# Extracted information start
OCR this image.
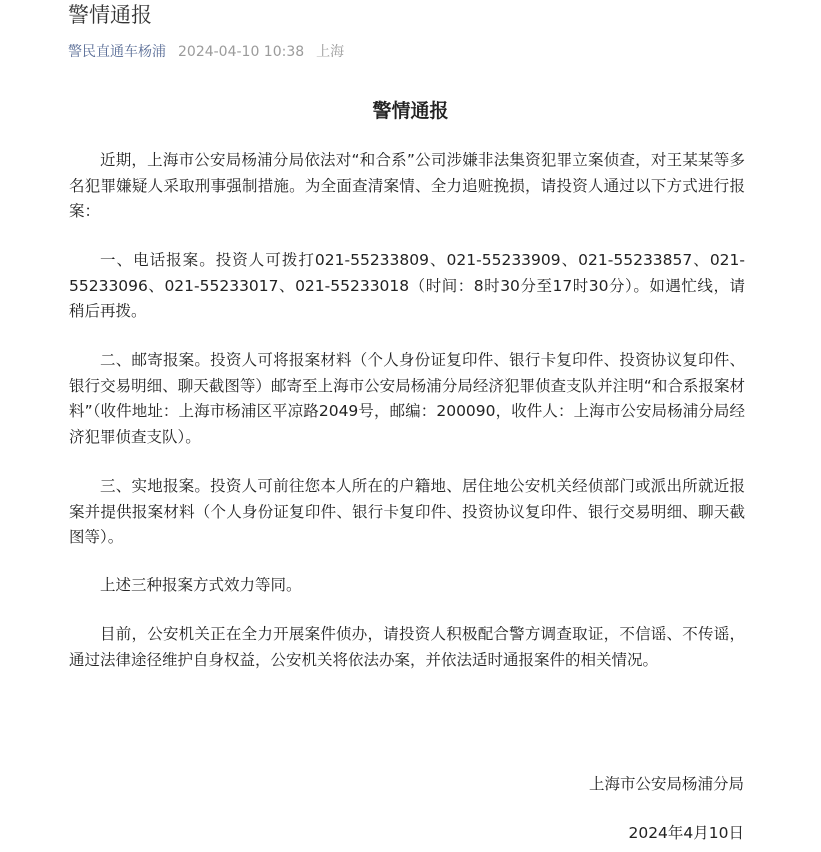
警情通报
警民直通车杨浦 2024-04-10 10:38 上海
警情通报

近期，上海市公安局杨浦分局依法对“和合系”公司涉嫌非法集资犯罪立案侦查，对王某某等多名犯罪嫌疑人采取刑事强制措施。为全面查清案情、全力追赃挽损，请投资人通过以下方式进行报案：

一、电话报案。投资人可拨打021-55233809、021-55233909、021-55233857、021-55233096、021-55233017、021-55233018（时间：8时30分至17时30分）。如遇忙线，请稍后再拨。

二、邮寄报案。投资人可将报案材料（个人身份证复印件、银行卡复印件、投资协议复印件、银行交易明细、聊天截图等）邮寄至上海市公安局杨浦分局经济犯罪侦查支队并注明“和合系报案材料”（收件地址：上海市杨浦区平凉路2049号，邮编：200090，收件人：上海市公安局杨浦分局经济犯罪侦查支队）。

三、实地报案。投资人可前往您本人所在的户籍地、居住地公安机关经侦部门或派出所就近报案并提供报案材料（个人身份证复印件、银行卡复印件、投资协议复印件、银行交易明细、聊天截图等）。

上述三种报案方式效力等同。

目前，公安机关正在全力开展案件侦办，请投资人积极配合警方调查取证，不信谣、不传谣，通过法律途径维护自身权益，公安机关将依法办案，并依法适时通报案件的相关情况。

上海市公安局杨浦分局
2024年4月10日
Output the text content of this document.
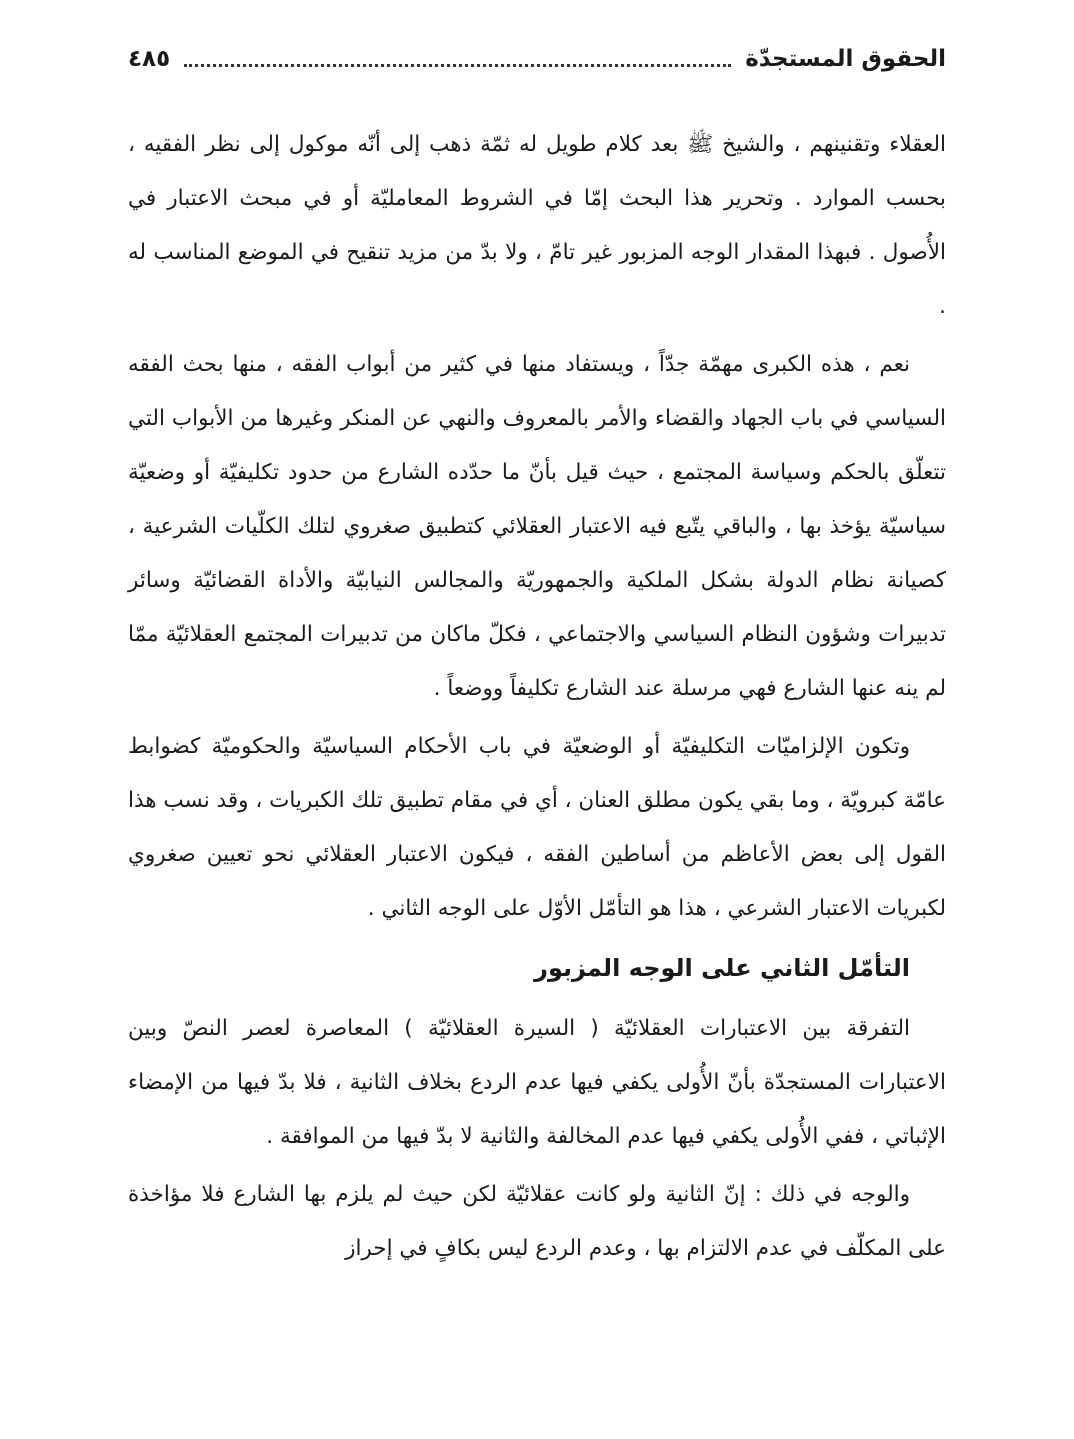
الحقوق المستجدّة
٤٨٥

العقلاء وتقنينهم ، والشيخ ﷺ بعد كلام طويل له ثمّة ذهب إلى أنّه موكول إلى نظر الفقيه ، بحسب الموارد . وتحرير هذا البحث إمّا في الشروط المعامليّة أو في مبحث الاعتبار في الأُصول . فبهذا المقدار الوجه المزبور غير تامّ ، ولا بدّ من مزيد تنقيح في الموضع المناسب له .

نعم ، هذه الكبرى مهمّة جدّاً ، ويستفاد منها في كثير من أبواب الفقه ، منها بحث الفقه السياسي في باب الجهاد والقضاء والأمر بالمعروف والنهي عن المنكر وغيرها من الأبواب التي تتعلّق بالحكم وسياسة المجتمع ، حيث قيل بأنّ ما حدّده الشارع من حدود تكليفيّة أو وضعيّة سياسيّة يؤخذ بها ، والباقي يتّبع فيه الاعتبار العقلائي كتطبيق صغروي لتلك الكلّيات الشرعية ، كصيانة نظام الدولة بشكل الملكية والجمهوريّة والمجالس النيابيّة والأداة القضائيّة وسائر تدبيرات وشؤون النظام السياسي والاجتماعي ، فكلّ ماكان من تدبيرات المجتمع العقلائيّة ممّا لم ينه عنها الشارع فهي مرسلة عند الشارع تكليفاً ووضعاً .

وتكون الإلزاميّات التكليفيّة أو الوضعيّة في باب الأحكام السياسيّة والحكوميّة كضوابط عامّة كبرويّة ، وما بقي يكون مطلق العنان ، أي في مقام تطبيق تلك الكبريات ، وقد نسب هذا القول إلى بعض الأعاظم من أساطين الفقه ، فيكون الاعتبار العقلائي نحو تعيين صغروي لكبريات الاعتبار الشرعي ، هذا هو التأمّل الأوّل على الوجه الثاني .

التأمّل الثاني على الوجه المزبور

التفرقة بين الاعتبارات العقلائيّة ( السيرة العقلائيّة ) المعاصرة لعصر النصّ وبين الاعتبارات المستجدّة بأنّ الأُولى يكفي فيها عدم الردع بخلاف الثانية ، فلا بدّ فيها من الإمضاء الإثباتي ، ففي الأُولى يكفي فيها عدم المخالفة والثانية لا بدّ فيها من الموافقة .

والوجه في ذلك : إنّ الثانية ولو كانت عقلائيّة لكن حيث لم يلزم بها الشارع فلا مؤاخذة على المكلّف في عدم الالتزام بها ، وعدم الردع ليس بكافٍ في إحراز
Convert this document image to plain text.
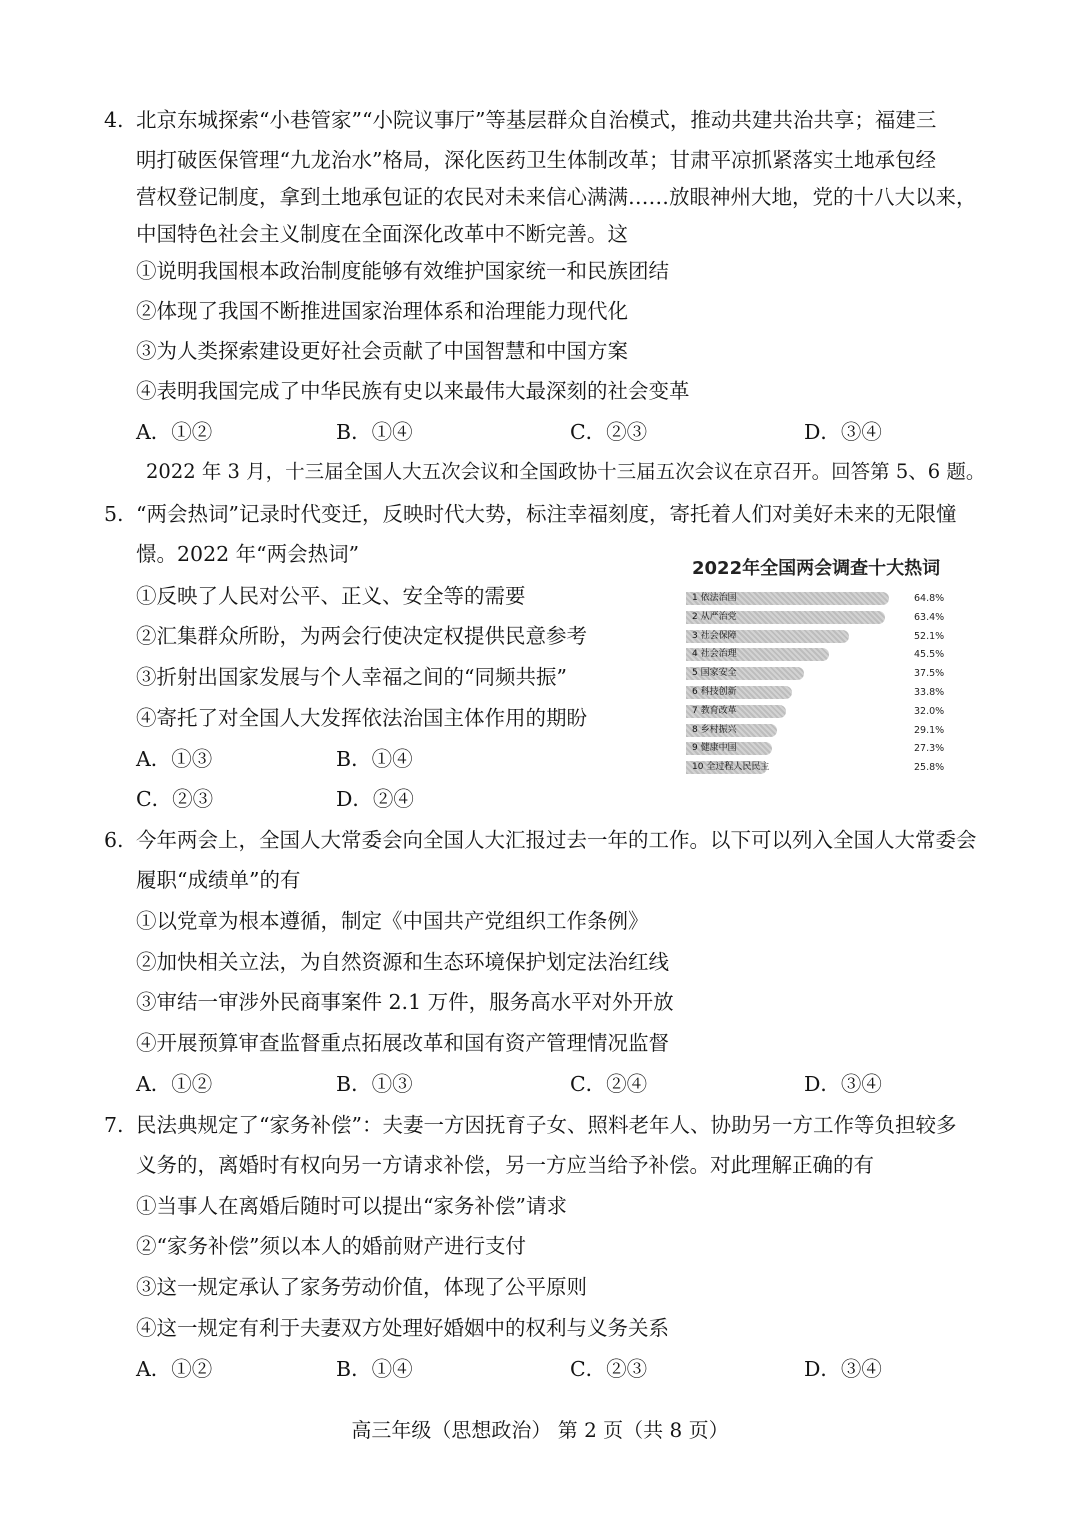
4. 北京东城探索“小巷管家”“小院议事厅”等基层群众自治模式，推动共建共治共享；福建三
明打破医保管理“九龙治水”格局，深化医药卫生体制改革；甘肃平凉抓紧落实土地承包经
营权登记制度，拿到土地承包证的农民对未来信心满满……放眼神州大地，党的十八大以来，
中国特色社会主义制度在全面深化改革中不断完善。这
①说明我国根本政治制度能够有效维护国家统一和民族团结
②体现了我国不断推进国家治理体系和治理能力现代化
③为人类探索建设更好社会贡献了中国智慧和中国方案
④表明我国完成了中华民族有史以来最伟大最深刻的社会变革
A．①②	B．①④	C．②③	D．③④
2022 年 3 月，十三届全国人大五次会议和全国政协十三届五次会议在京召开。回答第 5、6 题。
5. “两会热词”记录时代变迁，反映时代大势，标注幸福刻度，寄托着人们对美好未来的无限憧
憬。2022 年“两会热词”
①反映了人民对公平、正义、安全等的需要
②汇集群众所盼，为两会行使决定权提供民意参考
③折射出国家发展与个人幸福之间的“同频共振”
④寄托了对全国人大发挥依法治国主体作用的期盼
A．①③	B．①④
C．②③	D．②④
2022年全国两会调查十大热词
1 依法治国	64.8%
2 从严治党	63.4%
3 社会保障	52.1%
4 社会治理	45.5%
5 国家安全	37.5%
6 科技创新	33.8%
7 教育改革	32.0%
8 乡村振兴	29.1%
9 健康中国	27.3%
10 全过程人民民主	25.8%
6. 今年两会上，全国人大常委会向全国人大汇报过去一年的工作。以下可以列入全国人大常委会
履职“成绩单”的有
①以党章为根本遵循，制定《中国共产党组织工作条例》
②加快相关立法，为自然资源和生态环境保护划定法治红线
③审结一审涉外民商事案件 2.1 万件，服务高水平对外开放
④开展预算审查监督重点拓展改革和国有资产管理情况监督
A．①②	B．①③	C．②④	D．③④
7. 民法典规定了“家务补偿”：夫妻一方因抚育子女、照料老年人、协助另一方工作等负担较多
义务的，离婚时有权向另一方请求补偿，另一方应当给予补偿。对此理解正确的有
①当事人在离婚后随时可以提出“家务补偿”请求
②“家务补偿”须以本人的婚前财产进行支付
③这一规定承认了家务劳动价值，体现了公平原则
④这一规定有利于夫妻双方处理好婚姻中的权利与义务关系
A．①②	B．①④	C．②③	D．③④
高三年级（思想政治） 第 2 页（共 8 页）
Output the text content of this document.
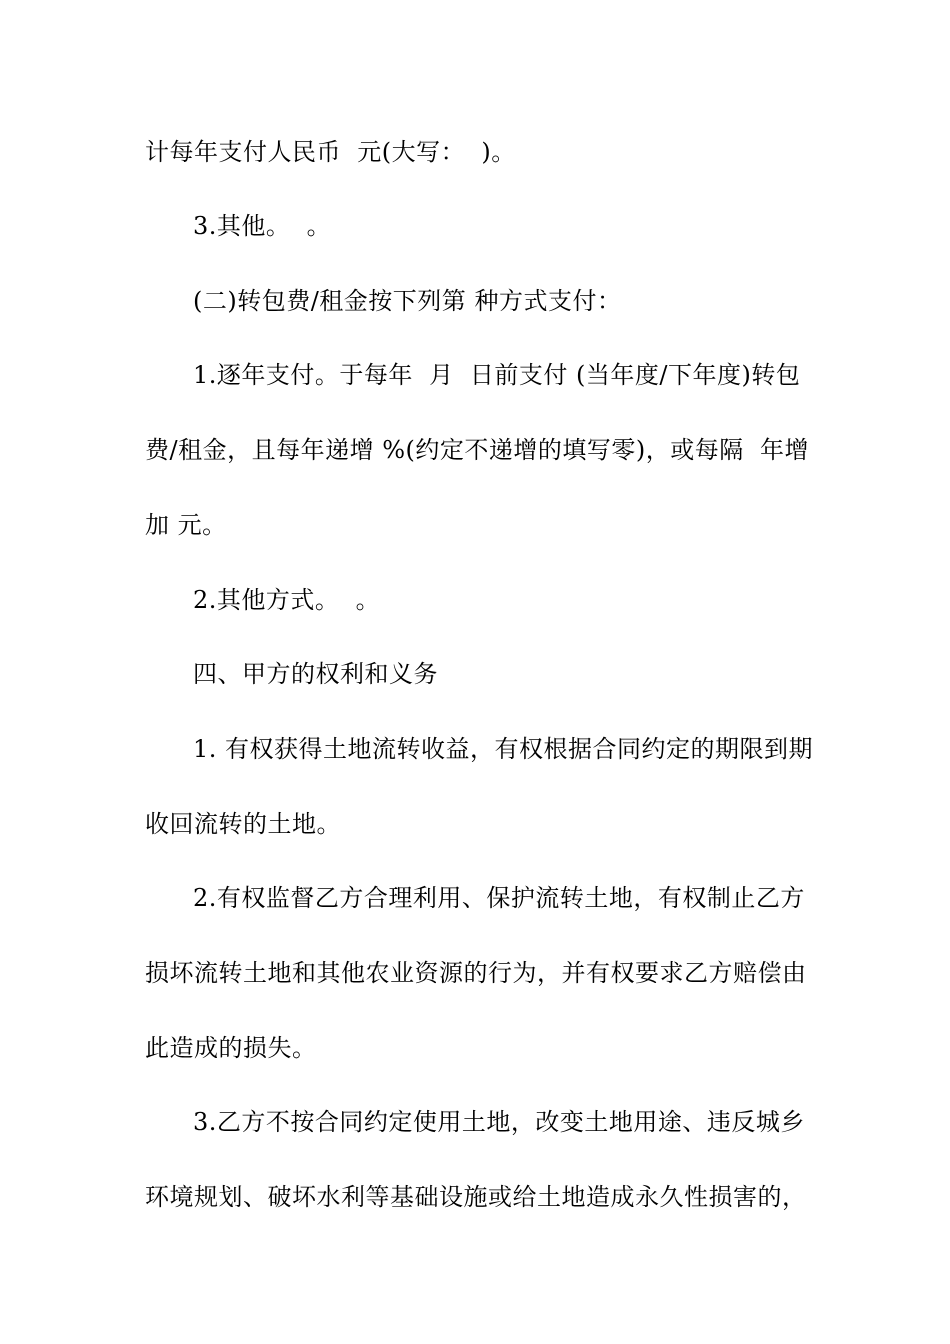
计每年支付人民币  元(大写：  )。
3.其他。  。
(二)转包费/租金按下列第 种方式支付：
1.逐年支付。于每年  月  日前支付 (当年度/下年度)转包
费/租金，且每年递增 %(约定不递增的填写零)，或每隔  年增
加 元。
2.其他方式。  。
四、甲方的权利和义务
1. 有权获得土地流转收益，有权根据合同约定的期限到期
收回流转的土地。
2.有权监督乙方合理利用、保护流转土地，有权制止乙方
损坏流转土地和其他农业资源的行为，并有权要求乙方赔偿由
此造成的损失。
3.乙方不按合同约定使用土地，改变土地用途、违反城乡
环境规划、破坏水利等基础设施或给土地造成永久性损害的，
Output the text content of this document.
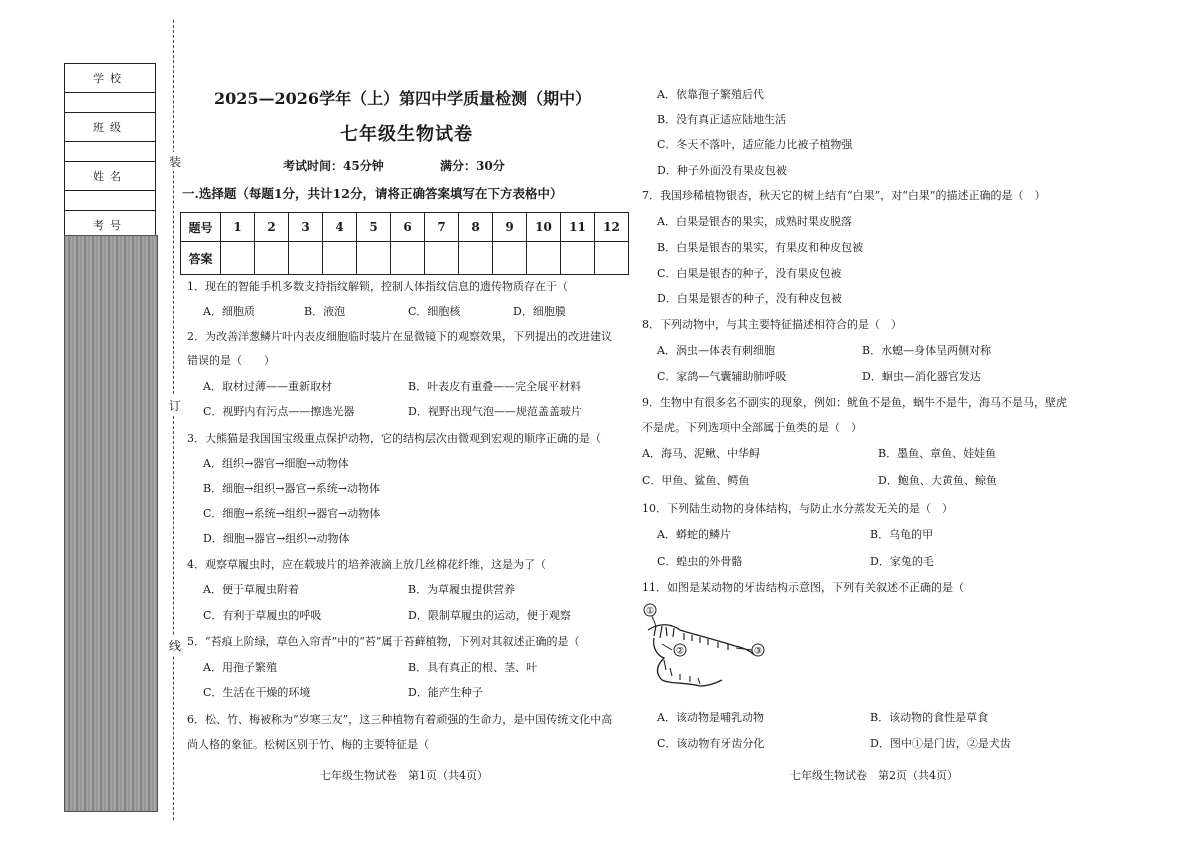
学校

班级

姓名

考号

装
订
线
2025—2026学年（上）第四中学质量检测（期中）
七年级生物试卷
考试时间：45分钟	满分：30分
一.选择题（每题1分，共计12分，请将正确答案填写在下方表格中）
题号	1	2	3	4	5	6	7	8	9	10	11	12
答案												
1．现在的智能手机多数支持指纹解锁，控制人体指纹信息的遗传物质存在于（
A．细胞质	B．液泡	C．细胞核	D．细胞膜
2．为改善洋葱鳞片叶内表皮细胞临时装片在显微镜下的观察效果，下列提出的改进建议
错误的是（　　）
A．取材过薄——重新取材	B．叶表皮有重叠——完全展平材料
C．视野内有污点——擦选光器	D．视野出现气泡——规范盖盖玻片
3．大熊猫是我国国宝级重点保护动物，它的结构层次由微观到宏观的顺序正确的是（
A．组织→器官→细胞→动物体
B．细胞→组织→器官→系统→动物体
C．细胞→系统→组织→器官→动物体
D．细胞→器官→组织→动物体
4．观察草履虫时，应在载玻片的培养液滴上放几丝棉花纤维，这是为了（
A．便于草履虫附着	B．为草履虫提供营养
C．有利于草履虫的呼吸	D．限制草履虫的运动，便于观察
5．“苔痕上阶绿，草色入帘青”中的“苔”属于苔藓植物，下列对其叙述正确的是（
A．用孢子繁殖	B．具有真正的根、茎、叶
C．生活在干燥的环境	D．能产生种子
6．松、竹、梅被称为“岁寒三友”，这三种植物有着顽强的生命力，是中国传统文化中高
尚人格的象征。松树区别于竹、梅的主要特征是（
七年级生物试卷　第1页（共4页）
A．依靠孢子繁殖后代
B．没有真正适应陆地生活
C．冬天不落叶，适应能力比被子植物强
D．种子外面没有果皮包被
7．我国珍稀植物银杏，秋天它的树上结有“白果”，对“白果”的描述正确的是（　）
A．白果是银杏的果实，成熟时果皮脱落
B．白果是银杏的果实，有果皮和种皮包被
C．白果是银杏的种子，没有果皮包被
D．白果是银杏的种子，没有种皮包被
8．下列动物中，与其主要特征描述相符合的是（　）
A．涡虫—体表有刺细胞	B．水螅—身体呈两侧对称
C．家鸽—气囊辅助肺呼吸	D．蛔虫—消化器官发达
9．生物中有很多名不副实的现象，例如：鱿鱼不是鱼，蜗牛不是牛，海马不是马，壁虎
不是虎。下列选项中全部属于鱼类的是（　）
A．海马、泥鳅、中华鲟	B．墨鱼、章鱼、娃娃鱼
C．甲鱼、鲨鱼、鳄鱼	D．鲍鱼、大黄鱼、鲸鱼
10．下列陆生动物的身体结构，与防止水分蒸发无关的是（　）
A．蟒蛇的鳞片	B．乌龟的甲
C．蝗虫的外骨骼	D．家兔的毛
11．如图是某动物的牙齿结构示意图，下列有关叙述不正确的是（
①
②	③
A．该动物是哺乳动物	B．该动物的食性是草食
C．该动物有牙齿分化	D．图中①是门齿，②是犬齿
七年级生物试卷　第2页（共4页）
# Extracted information end
(Problem description): Pull out every line of the records that includes the string "白果是银杏的果实".

(Result for this task):
A．白果是银杏的果实，成熟时果皮脱落
B．白果是银杏的果实，有果皮和种皮包被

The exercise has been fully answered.